What is asked –
In the excerpt on choosing an ETL tool, which three things does the effectiveness of the tool depend on?

Do you want to implement an ETL or ELT process in your organisation?
How to choose the right ETL tool?
Today, there are a large number of tools specifically dedicated to implementing ETL processes, but obviously not all of them have the same capabilities or are equally efficient for all companies. To ensure that the ETL process operates effectively, it is essential to know how to choose the right ETL tool for your company.
First of all, when choosing an ETL tool, we must ensure that the tool meets all the requirements —explained above— that an ETL tool should have according to Gartner.
Once we are clear about the capabilities that the tool should have, we can move on to consider which of the different types of ETL tools that exist. It is essential to bear in mind that the effectiveness of the tool will depend on the characteristics of the company, the amount of data it works with, and the uses it wants to make of that data. In other words, all types of ETL tools have positive aspects, the key is to choose the type of tool that best fits our organisation and the purpose of our data.
ETL tools can be classified into the following categories:
- ETL Enterprise: They are tools that have a large number of functionalities and have the capacity to connect a wide variety of data sources in different formats. On the other hand, due to their capabilities, these tools tend to be more expensive than others and are therefore ideal for large corporations.

Extracted material –
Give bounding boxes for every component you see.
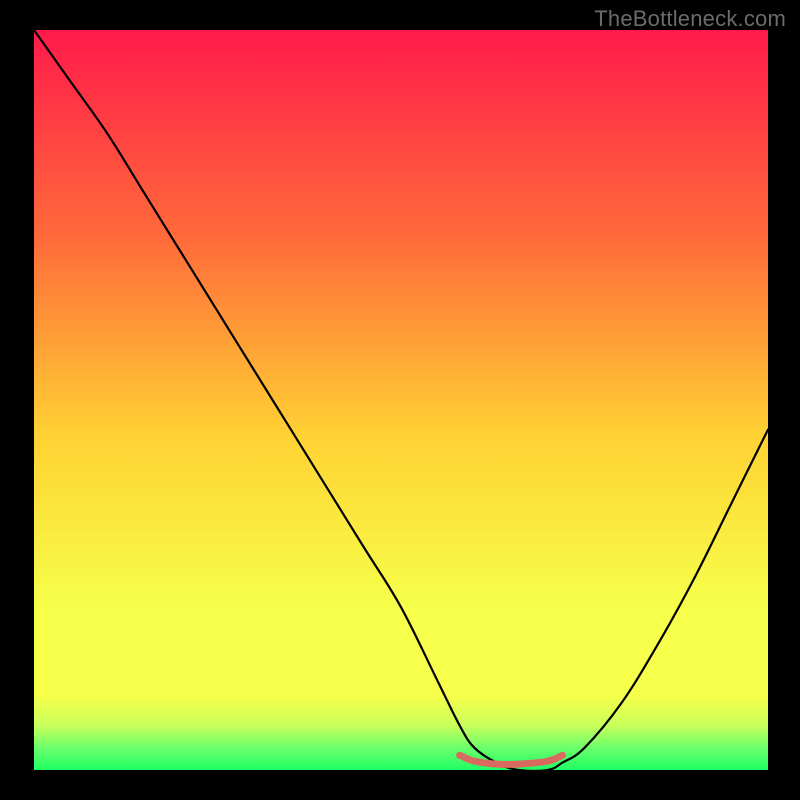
watermark-text: TheBottleneck.com	[594, 6, 786, 32]
bottleneck-chart	[0, 0, 800, 800]
plot-background	[34, 30, 768, 770]
chart-frame: TheBottleneck.com	[0, 0, 800, 800]
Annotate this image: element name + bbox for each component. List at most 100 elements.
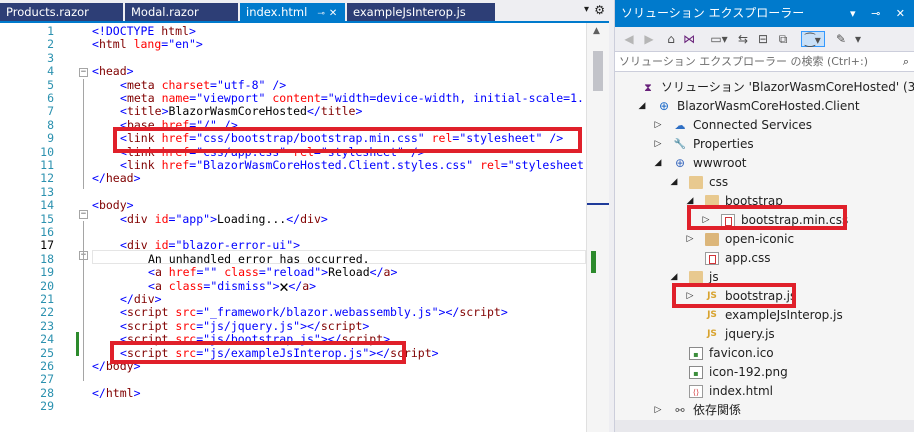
tab-examplejsinterop-js[interactable]: exampleJsInterop.js — [347, 3, 495, 21]
tree-item[interactable]: ▷ ⚯ 依存関係 — [615, 401, 914, 420]
tree-item-label: ソリューション 'BlazorWasmCoreHosted' (3/3 のプ — [661, 80, 914, 94]
line-number: 22 — [40, 305, 54, 320]
line-number: 29 — [40, 399, 54, 414]
close-icon[interactable]: ✕ — [329, 8, 337, 19]
tab-products-razor[interactable]: Products.razor — [0, 3, 123, 21]
tree-item[interactable]: ▷ open-iconic — [615, 230, 914, 249]
code-line-14: <body> — [92, 198, 134, 213]
tree-item[interactable]: ◢ ⊕ BlazorWasmCoreHosted.Client — [615, 97, 914, 116]
expand-arrow-icon[interactable]: ▷ — [685, 230, 695, 249]
tree-item[interactable]: ▷ ☁ Connected Services — [615, 116, 914, 135]
vertical-scrollbar[interactable]: ▲ — [586, 23, 610, 432]
code-line-4: <head> — [92, 64, 134, 79]
line-number: 20 — [40, 278, 54, 293]
line-number: 10 — [40, 144, 54, 159]
tree-item[interactable]: app.css — [615, 249, 914, 268]
line-number: 2 — [47, 37, 54, 52]
wrench-icon[interactable]: ✎ — [833, 31, 849, 47]
tree-item[interactable]: ◢ css — [615, 173, 914, 192]
code-line-2: <html lang="en"> — [92, 37, 203, 52]
show-all-files-icon[interactable]: ⧉ — [775, 31, 791, 47]
scroll-up-icon[interactable]: ▲ — [593, 26, 600, 36]
code-line-5: <meta charset="utf-8" /> — [120, 77, 287, 92]
tree-item[interactable]: JS exampleJsInterop.js — [615, 306, 914, 325]
line-number: 3 — [47, 50, 54, 65]
gear-icon[interactable]: ⚙ — [594, 3, 605, 17]
home-icon[interactable]: ⌂ — [663, 31, 679, 47]
tab-modal-razor[interactable]: Modal.razor — [125, 3, 238, 21]
vs-icon[interactable]: ⋈ — [681, 31, 697, 47]
collapse-arrow-icon[interactable]: ◢ — [653, 154, 663, 173]
tree-item[interactable]: ⧗ ソリューション 'BlazorWasmCoreHosted' (3/3 のプ — [615, 78, 914, 97]
line-number: 23 — [40, 318, 54, 333]
tree-item-label: favicon.ico — [709, 346, 774, 360]
image-icon: ▪ — [689, 347, 703, 360]
highlight-bootstrap-js-file — [672, 283, 796, 308]
expand-arrow-icon[interactable]: ▷ — [653, 135, 663, 154]
line-number: 26 — [40, 359, 54, 373]
collapse-arrow-icon[interactable]: ◢ — [669, 173, 679, 192]
code-line-1: <!DOCTYPE html> — [92, 24, 196, 38]
horizontal-scrollbar[interactable] — [615, 420, 914, 432]
js-icon: JS — [707, 329, 717, 339]
toolbar-overflow-icon[interactable]: ▾ — [853, 31, 863, 47]
back-icon[interactable]: ◀ — [621, 31, 637, 47]
tree-item-label: Connected Services — [693, 118, 813, 132]
code-line-28: </html> — [92, 385, 141, 400]
project-icon: ⊕ — [658, 99, 670, 113]
sync-icon[interactable]: ⇆ — [735, 31, 751, 47]
tree-item-label: app.css — [725, 251, 771, 265]
pending-changes-icon[interactable]: ▭▾ — [707, 31, 731, 47]
tree-item[interactable]: ▪ icon-192.png — [615, 363, 914, 382]
html-file-icon: ⟨⟩ — [689, 385, 703, 398]
tree-item-label: BlazorWasmCoreHosted.Client — [677, 99, 860, 113]
highlight-bootstrap-min-css-file — [687, 205, 847, 230]
code-line-19: <a href="" class="reload">Reload</a> — [148, 265, 398, 280]
expand-arrow-icon[interactable]: ▷ — [653, 116, 663, 135]
code-line-22: <script src="_framework/blazor.webassemb… — [120, 305, 508, 320]
line-number: 1 — [47, 24, 54, 38]
line-number: 24 — [40, 332, 54, 347]
fold-line-head — [83, 79, 84, 189]
code-area[interactable]: <!DOCTYPE html> <html lang="en"> <head> … — [92, 23, 586, 432]
document-tab-bar: Products.razor Modal.razor index.html ⊸ ✕ … — [0, 0, 609, 21]
tree-item-label: icon-192.png — [709, 365, 788, 379]
code-line-7: <title>BlazorWasmCoreHosted</title> — [120, 104, 363, 119]
tab-index-html[interactable]: index.html ⊸ ✕ — [240, 3, 345, 21]
pin-icon[interactable]: ⊸ — [317, 9, 325, 19]
change-indicator — [76, 332, 79, 356]
line-number: 13 — [40, 184, 54, 199]
window-buttons[interactable]: ▾ ⊸ ✕ — [850, 0, 911, 27]
fold-toggle-html[interactable]: − — [79, 68, 88, 77]
line-number: 11 — [40, 158, 54, 172]
forward-icon[interactable]: ▶ — [641, 31, 657, 47]
code-editor[interactable]: Products.razor Modal.razor index.html ⊸ ✕ … — [0, 0, 610, 432]
expand-arrow-icon[interactable]: ▷ — [653, 401, 663, 420]
fold-line-body — [83, 221, 84, 381]
wrench-icon: 🔧 — [673, 139, 687, 150]
tree-item-label: index.html — [709, 384, 773, 398]
collapse-icon[interactable]: ⊟ — [755, 31, 771, 47]
tab-overflow-icon[interactable]: ▾ — [584, 4, 589, 15]
fold-toggle-body[interactable]: − — [79, 210, 88, 219]
collapse-arrow-icon[interactable]: ◢ — [637, 97, 647, 116]
tree-item[interactable]: ◢ ⊕ wwwroot — [615, 154, 914, 173]
css-file-icon — [705, 252, 719, 265]
solution-icon: ⧗ — [644, 81, 652, 94]
tree-item[interactable]: ▷ 🔧 Properties — [615, 135, 914, 154]
line-number: 28 — [40, 385, 54, 400]
line-number: 8 — [47, 117, 54, 132]
tree-item[interactable]: ▪ favicon.ico — [615, 344, 914, 363]
line-number: 19 — [40, 265, 54, 280]
code-line-20: <a class="dismiss">🗙</a> — [148, 278, 317, 293]
line-number: 27 — [40, 372, 54, 387]
solution-explorer-search-input[interactable]: ソリューション エクスプローラー の検索 (Ctrl+:) ⌕ — [615, 51, 914, 72]
preview-icon[interactable]: ⁐▾ — [801, 31, 825, 47]
line-number: 17 — [40, 238, 54, 253]
tree-item-label: Properties — [693, 137, 754, 151]
scrollbar-thumb[interactable] — [593, 51, 603, 91]
search-icon[interactable]: ⌕ — [903, 52, 909, 71]
highlight-bootstrap-css-link — [113, 127, 582, 153]
tree-item[interactable]: ⟨⟩ index.html — [615, 382, 914, 401]
tree-item[interactable]: JS jquery.js — [615, 325, 914, 344]
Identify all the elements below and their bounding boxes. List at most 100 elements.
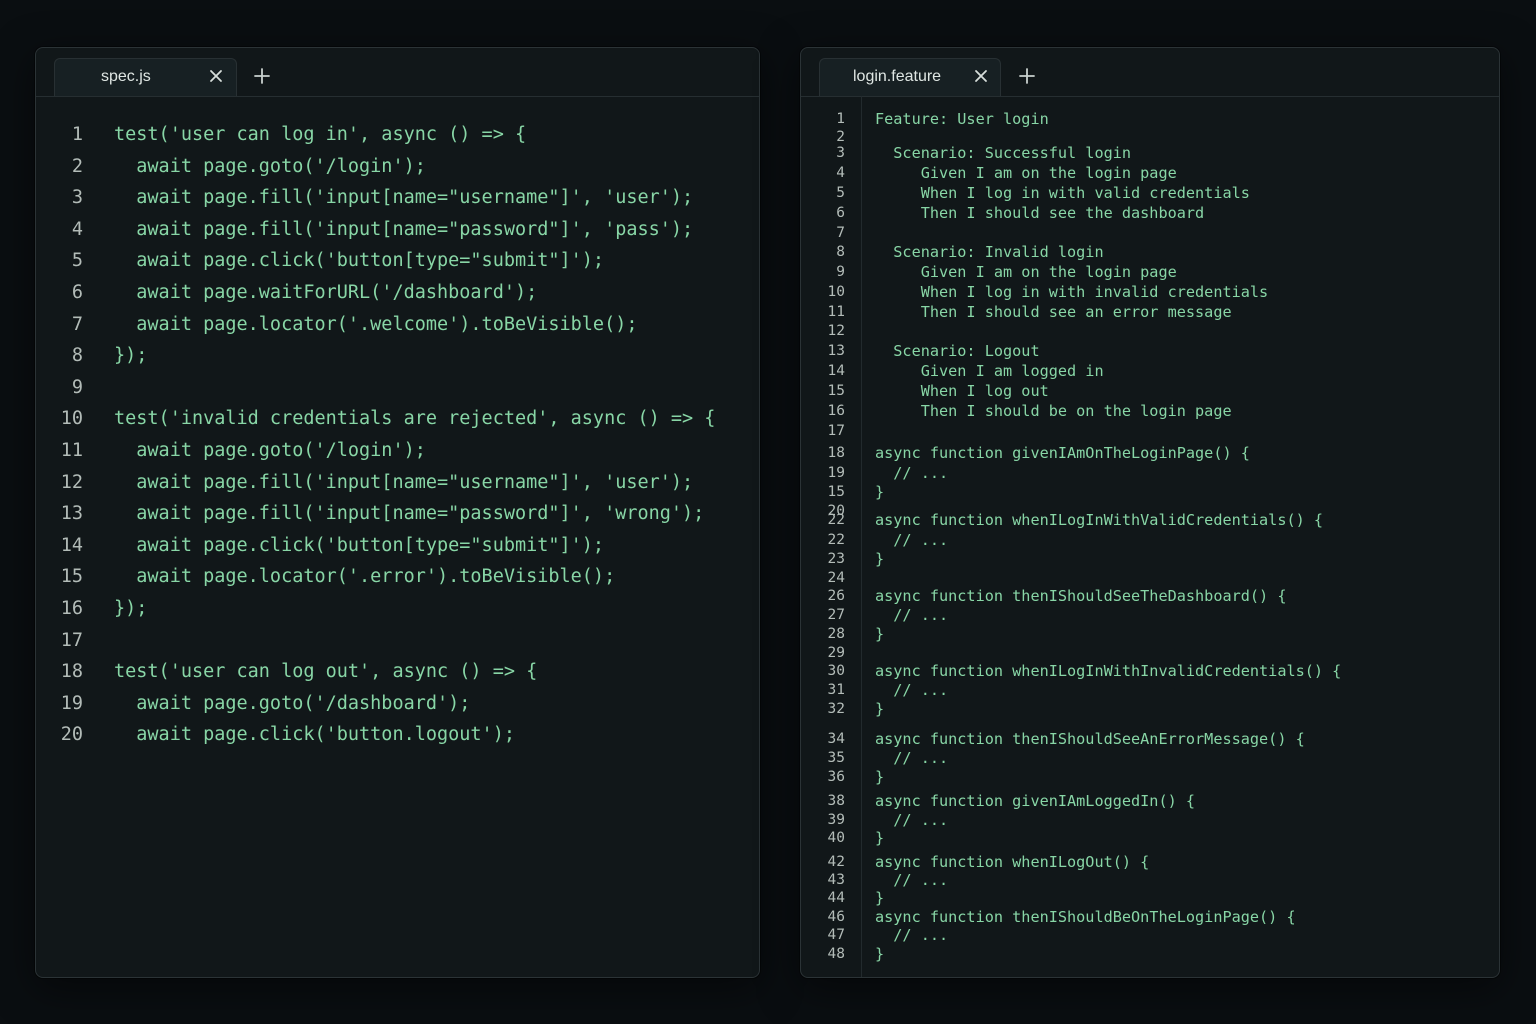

Expected answer –
The characteristics of the company, the amount of data it works with, and the uses it wants to make of that data.